_ПОСТАВЛЕННАЯ ЗАДАЧА A_
Когда и при каких обстоятельствах погиб Бестужев-Марлинский, судя по приведенному ниже отрывку о нем и Пушкине?
_ПОСТАВЛЕННАЯ ЗАДАЧА B_
Продолжите приведенный ниже отрывок о Бестужеве-Марлинском и Пушкине, начав сразу после его последней фразы.

_ВЫБРАННЫЙ ОТРЫВОК_
============

<…>
Марлинский не умер, а убит горцами. Он недавно был произведен в офицеры, находясь беспрерывно в стычках и сражениях, и был уже раза два или три ранен; при нападении ночью на горцев переправился он с командою через какую-то речку и едва успел выскочить из лодки, погорячившись, кинулся в толпу и был изрублен шашками на месте. Дар его был силен, но он попал не на ту тропу; проза его так вычурна, изыскана и кудревата, что природа остается у него в одном только этом слове, которое он часто повторяет. Жаль также, что нравственная половина его не отвечает умственной; сердце отстало от головы, если не силою чувств своих, то, по крайней мере, благородством. Между ним и Пушкиным, о котором ты поминаешь в то же время, в этом отношении была большая разница: этот грешил в свое время порывами молодости, легкомыслия и как бы назло судьбе и людям, которые его огорчали и не понимали; тот готов был посягнуть на всё. От этого они не сошлись, и Пушкин его не жаловал. <…>
Время у меня изорвано на клочки, и я не могу приняться ни за что порядочное; чтобы написать что-нибудь… и потолковее, надобно месяц-другой не отрываться и не развлекаться. Поэтому пишу повести, сказки, как письмо это, урывками и думая о другом. Запасов у меня наготовлено много; дай Бог еще пожить на свете, нарадоваться благоденственным положением моим, которого лучше и счастливее желать было бы грешно, и со временем да помаленьку будем продвигаться вперед. У нас все здоровы. Прощай».
Декабрист А. А. Бестужев-Марлинский, упомянутый в письме, за храбрость, проявленную в боевых действиях против горцев, в 1836 году был произведен в прапорщики. Он погиб 7 июня 1837 года в бою при высадке на мыс Адлер. Между А. С. Пушкиным и декабристом были определенные литературные разногласия. А. А. Бестужев-Марлинский не принял роман в стихах «Евгений Онегин», лучшим произведением поэта считал поэму «Цыганы». Но А. С. Пушкин ценил отправленного сначала на каторгу, а потом в солдаты литератора, писал 3 января 1833 года редактору «Тифлисских ведомостей» П. С. Санковскому:
«Если вы видите А. Бестужева, передайте ему поклон от меня. Мы повстречались с ним на Гут-горе, не узнавши друг друга, и с тех пор я имею о нем сведения лишь из журналов, в которых он печатает свои прелестные повести».
По дороге на последнее место службы, в Кутаис, в Тифлисе на могиле А. С. Грибоедова по нему и по А. С. Пушкину А. А. Бестужев-Марлинский заказал панихиду. Вскоре после этого, в феврале 1837 года, он написал брату:
«Я был глубоко потрясен трагической гибелью Пушкина, дорогой Павел, хотя эта новость была сообщена мне очаровательной женщиной. Неожиданное горе не проникает сперва в глубину сердца, говорят, что оно воздействует на его поверхность; но несколько часов спустя в тишине ночи и одиночества яд просачивается внутрь и распространяется. Я не сомкнул глаз в течение ночи, а на рассвете я был уже на другой дороге, которая ведет к монастырю святого Давида, известному вам. Прибыв туда, я позвал священника и приказал отслужить панихиду на могиле Грибоедова, могиле поэта, попираемой невежественными ногами, без надгробного камня, без надписи! Я плакал тогда, как и плачу теперь, горячими слезами, плакал о друге и о товарище по оружию, плакал о себе самом; и когда священник запел: “За убиенных боляр Александра и Александра”, рыдания сдавили мне грудь – эта фраза показалась мне не только воспоминанием, но и предзнаменованием… Да, я чувствую, что моя смерть также будет насильственной и необычайной, что она уже недалеко».

============

_ПРЕДОСТАВЛЕННЫЕ СВЕДЕНИЯ_
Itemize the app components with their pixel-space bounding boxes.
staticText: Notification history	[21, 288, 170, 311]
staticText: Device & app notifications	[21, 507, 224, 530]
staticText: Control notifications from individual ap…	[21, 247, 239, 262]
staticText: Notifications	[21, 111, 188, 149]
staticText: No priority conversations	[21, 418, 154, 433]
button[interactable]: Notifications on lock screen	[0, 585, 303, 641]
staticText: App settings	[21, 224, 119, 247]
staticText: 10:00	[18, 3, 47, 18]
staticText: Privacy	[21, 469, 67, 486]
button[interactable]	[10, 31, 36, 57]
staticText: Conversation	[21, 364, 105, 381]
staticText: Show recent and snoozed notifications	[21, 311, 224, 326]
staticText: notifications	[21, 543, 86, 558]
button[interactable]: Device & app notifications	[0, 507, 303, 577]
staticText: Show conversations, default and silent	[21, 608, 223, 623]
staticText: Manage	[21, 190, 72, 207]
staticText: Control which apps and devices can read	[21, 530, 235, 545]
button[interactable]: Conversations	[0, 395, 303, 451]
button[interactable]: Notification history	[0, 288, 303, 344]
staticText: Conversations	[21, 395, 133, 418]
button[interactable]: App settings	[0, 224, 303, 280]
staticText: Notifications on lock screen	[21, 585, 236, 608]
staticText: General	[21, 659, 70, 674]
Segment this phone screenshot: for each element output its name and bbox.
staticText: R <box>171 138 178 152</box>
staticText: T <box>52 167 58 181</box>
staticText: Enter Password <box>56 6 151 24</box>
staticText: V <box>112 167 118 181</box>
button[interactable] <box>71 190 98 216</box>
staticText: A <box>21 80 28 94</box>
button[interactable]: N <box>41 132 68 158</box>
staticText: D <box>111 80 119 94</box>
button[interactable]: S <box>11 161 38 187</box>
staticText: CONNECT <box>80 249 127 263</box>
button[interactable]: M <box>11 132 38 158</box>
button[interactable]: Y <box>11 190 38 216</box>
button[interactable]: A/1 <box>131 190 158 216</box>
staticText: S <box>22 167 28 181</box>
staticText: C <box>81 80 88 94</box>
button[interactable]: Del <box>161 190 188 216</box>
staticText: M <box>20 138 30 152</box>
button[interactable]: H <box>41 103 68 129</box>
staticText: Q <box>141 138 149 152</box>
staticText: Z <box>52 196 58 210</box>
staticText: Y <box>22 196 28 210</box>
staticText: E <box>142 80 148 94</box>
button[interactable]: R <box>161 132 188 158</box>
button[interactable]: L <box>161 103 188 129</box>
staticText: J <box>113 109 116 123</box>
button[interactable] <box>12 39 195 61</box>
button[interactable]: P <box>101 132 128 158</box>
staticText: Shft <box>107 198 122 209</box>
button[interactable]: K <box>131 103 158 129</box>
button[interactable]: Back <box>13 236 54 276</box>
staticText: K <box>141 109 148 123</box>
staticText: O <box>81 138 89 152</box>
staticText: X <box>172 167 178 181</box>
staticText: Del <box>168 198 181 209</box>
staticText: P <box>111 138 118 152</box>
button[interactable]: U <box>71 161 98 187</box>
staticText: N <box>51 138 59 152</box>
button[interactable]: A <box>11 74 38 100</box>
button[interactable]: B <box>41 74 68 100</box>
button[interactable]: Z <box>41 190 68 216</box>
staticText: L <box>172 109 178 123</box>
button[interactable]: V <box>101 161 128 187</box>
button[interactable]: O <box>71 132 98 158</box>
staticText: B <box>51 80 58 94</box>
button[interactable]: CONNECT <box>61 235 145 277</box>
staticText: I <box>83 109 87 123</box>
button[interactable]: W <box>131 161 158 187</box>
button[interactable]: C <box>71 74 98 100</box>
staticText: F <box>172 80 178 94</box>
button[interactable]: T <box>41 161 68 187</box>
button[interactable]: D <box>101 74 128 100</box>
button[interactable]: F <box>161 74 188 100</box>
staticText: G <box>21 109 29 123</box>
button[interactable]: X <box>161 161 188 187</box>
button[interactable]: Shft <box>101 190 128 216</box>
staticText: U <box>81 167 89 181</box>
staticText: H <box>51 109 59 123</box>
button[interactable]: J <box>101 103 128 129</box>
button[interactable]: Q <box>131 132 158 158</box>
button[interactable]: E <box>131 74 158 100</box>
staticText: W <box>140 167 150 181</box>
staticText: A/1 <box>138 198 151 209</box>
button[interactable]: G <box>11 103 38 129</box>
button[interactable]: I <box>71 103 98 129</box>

============

_ОТВЕТ НА ЗАДАНИЕ A_
Он погиб 7 июня 1837 года в бою при высадке на мыс Адлер.

_ОТВЕТ НА ЗАДАНИЕ B_
Проза декабриста, воспитанного на европейской культуре, вызывала у В. И. Даля некоторое отторжение.
Рождение дочери Юлии
1838 год начался для нашего героя благополучно и даже радостно – в семье появился еще один ребенок, дочь, названная в честь матери Юлией. 27 февраля Владимир Иванович написал сестре Паулине:
«Хоть на скорую руку, любезная сестра, черкну несколько строчек – давно, давно я тебе не писал. <…> Я всю зиму был завален работой и ничего для себя не сделал, а теперь, хоть и есть досуг, да как-то утомился, нет охоты.
В новый покой свой – большой, просторный – поставил я верстак и станок токарный, потому что сидячая жизнь меня убивает, а здоровье нужно не на один год или два, а если угодно еще пожить, то лет на десяток-другой. Поэтому я каждый день часа два работаю на станках своих до усталости и бываю здоровее и веселее.
Не забыть бы сказать тебе, что у меня 22-го февраля родилась дочь, кажется, буду звать ее Ольга или Софья (ребенка назвали Юлией. – Е. Н.). Первое имя от меня, второе от крестного отца. Жена здорова и весела; я продержал ее неделю в постели, а сегодня она встала. Ребенок тоже здоров. Арслан теперь, в эту минуту, не дает мне покою, заложил два стула, и приглашает меня садиться и ехать в Москву, к тете Павлине. Он весь дом ваш, не исключая никого, знает по именам и часто рассказывает, что вы делаете. Когда показали ему поутру сестру, то он очень обрадовался и уверял, что Бог опять прислал к нам Святославу. Он теперь всё с нею нянчится, кормит и поит ее и носит ей свои игрушки.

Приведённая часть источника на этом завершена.